===== Extracted material
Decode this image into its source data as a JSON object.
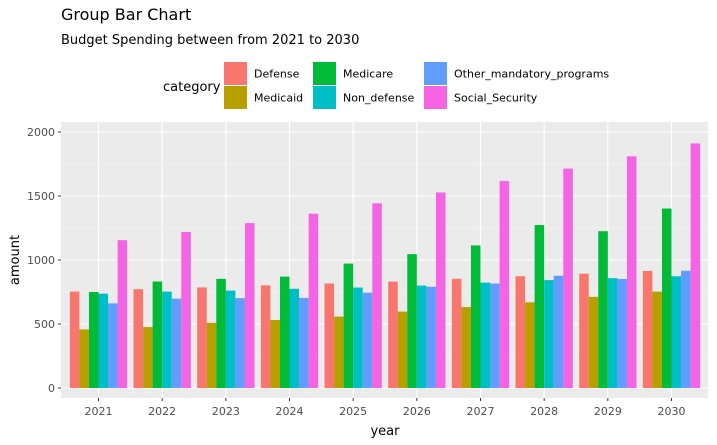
{
  "chart_data": {
    "type": "bar",
    "title": "Group Bar Chart",
    "subtitle": "Budget Spending between from 2021 to 2030",
    "xlabel": "year",
    "ylabel": "amount",
    "ylim": [
      0,
      2000
    ],
    "yticks": [
      0,
      500,
      1000,
      1500,
      2000
    ],
    "grid": true,
    "legend": {
      "title": "category",
      "placement": "top"
    },
    "categories": [
      "2021",
      "2022",
      "2023",
      "2024",
      "2025",
      "2026",
      "2027",
      "2028",
      "2029",
      "2030"
    ],
    "series": [
      {
        "name": "Defense",
        "color": "#F8766D",
        "values": [
          753,
          772,
          786,
          802,
          816,
          831,
          853,
          873,
          893,
          914
        ]
      },
      {
        "name": "Medicaid",
        "color": "#B79F00",
        "values": [
          458,
          476,
          509,
          531,
          558,
          597,
          632,
          669,
          712,
          753
        ]
      },
      {
        "name": "Medicare",
        "color": "#00BA38",
        "values": [
          750,
          832,
          853,
          870,
          972,
          1046,
          1114,
          1273,
          1225,
          1402
        ]
      },
      {
        "name": "Non_defense",
        "color": "#00BFC4",
        "values": [
          737,
          753,
          761,
          775,
          785,
          800,
          823,
          843,
          858,
          873
        ]
      },
      {
        "name": "Other_mandatory_programs",
        "color": "#619CFF",
        "values": [
          661,
          698,
          702,
          704,
          745,
          791,
          816,
          877,
          852,
          916
        ]
      },
      {
        "name": "Social_Security",
        "color": "#F564E3",
        "values": [
          1155,
          1219,
          1288,
          1362,
          1443,
          1528,
          1617,
          1714,
          1810,
          1911
        ]
      }
    ]
  }
}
==========
## Task details:
In the listing, find every line containing the word "name" and list it.

## Answer to this exercise:
        "name": "Defense",
        "name": "Medicaid",
        "name": "Medicare",
        "name": "Non_defense",
        "name": "Other_mandatory_programs",
        "name": "Social_Security",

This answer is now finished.